Data entries
* start *

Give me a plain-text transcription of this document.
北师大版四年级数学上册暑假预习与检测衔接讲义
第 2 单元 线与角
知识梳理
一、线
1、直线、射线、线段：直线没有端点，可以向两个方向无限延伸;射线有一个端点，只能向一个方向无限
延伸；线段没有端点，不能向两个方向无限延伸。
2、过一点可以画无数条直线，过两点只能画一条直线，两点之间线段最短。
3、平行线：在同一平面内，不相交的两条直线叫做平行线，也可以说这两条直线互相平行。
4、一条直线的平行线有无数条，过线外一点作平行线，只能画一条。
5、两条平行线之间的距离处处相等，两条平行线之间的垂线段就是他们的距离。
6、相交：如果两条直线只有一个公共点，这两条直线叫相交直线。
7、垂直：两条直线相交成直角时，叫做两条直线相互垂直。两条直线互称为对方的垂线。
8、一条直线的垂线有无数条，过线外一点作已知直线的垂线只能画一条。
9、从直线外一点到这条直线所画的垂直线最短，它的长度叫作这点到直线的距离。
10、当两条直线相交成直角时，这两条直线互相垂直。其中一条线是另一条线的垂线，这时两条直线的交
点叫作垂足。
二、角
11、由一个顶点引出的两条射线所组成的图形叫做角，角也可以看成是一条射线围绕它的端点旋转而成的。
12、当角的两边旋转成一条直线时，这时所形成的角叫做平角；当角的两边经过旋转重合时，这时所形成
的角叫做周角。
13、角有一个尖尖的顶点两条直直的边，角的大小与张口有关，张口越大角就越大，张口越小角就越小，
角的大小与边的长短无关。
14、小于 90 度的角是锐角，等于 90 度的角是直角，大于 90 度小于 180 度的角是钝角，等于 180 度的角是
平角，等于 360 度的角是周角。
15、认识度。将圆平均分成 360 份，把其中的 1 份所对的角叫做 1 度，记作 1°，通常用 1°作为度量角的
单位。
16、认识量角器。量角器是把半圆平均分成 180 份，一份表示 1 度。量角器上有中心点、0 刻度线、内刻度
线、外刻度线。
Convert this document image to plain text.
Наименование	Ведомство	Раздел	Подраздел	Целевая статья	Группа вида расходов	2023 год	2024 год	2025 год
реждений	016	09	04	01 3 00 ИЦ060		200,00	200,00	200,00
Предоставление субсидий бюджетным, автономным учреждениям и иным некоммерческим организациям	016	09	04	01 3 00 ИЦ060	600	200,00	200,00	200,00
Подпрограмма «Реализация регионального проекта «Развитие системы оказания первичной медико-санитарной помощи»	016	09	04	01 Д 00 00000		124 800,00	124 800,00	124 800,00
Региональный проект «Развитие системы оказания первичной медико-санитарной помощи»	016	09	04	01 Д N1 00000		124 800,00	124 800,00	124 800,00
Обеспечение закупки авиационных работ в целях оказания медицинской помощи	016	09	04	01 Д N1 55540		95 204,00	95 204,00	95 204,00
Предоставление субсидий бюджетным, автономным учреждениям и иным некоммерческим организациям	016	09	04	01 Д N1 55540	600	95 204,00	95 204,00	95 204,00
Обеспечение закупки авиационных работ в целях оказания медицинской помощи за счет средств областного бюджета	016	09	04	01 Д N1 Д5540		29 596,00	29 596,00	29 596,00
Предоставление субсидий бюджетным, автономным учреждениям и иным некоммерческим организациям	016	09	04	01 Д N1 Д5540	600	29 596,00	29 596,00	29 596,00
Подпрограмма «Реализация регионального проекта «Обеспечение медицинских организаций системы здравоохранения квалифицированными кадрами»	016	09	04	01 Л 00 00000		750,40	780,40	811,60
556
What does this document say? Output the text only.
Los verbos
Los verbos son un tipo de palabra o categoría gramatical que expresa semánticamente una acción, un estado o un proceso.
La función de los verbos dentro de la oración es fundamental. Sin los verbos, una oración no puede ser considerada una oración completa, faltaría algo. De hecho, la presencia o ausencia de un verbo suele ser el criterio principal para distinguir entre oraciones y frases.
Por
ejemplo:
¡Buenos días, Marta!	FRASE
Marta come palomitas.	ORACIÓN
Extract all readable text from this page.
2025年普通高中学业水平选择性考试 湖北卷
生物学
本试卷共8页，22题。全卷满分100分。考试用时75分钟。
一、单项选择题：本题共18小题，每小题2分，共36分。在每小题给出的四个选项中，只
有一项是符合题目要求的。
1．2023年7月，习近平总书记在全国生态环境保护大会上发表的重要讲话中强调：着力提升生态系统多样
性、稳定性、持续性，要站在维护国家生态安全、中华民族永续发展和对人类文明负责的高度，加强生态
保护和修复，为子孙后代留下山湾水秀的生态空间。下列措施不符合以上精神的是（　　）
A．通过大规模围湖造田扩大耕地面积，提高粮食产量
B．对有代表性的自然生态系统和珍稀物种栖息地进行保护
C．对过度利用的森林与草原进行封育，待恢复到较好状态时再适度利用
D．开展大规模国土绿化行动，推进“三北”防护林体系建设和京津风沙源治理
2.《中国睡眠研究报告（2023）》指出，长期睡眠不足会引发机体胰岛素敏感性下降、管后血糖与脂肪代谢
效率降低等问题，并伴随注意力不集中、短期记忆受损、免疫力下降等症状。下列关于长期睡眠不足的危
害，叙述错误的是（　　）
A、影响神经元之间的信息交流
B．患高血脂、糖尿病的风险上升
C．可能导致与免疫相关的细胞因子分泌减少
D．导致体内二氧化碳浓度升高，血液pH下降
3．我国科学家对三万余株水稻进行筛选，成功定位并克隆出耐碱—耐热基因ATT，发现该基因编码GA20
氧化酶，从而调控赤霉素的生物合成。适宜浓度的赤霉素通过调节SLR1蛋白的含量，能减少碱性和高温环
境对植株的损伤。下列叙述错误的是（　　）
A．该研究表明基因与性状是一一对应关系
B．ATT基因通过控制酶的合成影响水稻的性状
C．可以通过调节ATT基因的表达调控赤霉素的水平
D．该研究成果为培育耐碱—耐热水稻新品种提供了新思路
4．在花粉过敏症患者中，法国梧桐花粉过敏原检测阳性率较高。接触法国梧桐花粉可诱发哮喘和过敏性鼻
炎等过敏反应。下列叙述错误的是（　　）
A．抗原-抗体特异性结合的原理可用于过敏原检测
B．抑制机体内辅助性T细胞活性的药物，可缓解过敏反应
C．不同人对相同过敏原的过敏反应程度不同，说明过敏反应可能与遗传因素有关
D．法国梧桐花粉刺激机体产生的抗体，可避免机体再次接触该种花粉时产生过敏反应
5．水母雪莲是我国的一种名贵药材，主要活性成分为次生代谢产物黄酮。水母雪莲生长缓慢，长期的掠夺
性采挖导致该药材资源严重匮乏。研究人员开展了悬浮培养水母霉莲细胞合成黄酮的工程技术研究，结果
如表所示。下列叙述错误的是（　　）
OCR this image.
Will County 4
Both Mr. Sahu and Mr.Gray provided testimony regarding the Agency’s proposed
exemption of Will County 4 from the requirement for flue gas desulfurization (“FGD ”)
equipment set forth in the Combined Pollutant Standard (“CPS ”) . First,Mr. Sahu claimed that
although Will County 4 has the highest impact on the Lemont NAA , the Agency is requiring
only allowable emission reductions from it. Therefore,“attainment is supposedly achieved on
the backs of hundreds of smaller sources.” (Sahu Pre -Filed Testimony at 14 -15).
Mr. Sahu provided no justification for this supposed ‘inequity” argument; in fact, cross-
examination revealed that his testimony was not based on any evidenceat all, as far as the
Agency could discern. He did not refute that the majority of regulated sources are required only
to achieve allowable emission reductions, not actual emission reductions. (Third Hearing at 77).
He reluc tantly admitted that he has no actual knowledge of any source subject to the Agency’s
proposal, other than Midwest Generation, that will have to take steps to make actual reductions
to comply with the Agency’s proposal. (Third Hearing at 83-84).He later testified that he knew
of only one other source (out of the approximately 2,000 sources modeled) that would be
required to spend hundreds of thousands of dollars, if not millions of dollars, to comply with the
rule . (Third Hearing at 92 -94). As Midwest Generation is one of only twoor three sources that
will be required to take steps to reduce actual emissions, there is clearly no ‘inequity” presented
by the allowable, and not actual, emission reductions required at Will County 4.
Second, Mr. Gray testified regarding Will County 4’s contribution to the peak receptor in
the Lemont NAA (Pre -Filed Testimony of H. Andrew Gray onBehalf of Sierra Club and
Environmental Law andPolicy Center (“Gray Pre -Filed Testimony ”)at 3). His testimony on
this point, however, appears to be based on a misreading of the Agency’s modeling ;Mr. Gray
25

* end *

§ **Set exercise**
Pull out each line holding the string "provided".

§ **Solution**
Both Mr. Sahu and Mr.Gray provided testimony regarding the Agency’s proposed
Mr. Sahu provided no justification for this supposed ‘inequity” argument; in fact, cross-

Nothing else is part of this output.